THE DATA »
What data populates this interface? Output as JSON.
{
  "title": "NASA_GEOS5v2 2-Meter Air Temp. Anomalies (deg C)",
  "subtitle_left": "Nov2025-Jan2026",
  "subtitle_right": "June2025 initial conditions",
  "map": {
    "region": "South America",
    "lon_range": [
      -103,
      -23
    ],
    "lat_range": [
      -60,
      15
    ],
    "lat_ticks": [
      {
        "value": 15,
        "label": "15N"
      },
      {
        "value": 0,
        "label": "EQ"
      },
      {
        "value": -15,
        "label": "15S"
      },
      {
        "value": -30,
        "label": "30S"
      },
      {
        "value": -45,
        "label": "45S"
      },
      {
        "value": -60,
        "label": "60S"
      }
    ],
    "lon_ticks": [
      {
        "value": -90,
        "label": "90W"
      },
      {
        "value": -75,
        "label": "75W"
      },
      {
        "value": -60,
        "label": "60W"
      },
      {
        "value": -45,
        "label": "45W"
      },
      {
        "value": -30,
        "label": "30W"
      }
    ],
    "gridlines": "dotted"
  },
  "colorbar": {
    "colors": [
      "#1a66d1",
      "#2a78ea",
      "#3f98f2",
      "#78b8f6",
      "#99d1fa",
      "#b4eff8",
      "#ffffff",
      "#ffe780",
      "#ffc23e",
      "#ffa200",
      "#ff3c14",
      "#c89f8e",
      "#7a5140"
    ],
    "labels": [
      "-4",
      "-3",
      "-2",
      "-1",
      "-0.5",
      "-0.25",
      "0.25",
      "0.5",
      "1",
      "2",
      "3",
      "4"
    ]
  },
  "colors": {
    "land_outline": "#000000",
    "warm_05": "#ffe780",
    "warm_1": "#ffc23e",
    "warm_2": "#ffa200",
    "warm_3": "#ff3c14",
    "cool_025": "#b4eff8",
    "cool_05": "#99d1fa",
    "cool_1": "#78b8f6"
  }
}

--

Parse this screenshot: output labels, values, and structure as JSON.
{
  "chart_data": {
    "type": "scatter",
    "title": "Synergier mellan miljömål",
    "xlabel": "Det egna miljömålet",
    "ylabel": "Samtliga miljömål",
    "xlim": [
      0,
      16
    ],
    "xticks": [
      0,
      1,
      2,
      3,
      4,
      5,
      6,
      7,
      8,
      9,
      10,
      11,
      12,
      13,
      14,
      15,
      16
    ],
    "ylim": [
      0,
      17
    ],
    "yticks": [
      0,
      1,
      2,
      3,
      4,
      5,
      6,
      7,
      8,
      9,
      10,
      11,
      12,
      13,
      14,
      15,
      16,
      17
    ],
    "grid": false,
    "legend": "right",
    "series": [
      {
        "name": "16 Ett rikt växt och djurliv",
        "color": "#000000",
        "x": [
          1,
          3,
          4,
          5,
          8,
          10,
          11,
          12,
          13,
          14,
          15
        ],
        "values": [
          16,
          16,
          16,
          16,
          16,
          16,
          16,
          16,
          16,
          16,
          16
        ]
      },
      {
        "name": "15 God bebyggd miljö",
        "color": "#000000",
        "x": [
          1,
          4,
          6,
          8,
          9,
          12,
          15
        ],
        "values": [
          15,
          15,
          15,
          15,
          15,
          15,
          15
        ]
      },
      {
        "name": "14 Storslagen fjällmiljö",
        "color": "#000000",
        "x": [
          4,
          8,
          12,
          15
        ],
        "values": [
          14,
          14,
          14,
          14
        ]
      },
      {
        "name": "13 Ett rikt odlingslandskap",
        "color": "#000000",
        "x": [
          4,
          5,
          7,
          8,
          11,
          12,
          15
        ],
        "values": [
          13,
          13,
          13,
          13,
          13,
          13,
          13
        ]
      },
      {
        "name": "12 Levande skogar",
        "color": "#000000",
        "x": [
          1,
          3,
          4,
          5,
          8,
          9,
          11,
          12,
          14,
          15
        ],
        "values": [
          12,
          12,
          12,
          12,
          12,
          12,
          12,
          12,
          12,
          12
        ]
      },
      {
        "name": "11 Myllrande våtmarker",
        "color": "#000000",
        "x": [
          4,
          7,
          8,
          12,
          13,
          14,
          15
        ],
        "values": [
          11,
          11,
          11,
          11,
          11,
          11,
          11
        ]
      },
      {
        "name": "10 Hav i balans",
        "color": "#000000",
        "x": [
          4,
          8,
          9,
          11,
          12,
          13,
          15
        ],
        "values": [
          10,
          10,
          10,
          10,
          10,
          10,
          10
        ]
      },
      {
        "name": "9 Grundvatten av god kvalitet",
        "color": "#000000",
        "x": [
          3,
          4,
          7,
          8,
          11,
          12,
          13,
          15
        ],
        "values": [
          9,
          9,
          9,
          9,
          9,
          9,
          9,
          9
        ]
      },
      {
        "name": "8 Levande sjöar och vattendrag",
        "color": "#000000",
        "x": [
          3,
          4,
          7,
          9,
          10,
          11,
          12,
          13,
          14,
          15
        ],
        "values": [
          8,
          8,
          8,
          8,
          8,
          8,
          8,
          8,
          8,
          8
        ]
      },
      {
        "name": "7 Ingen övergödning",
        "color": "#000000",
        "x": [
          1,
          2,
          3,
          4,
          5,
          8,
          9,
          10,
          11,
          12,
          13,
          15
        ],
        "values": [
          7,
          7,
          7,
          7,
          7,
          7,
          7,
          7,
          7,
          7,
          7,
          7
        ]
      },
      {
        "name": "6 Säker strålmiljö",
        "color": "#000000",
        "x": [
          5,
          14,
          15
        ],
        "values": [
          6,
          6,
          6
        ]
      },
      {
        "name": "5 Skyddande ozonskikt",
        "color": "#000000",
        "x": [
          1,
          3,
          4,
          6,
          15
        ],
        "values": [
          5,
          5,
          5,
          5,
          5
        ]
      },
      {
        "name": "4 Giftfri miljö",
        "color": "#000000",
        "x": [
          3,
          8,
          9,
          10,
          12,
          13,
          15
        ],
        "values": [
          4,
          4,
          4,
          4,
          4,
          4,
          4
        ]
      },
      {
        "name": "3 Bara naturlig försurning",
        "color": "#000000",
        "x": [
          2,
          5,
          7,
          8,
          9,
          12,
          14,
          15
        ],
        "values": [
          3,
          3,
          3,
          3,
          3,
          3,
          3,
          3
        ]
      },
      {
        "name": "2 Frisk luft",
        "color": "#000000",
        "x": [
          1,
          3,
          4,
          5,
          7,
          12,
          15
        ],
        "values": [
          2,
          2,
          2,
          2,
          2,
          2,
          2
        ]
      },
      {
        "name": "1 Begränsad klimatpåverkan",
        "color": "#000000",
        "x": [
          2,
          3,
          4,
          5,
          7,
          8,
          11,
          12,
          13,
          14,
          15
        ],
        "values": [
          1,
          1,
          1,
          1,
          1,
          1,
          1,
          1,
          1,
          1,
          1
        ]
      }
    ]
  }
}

WHAT THE TASK ASKS » State the count of lines with the word "rikt" in them, and write nothing else.

REPLY » 2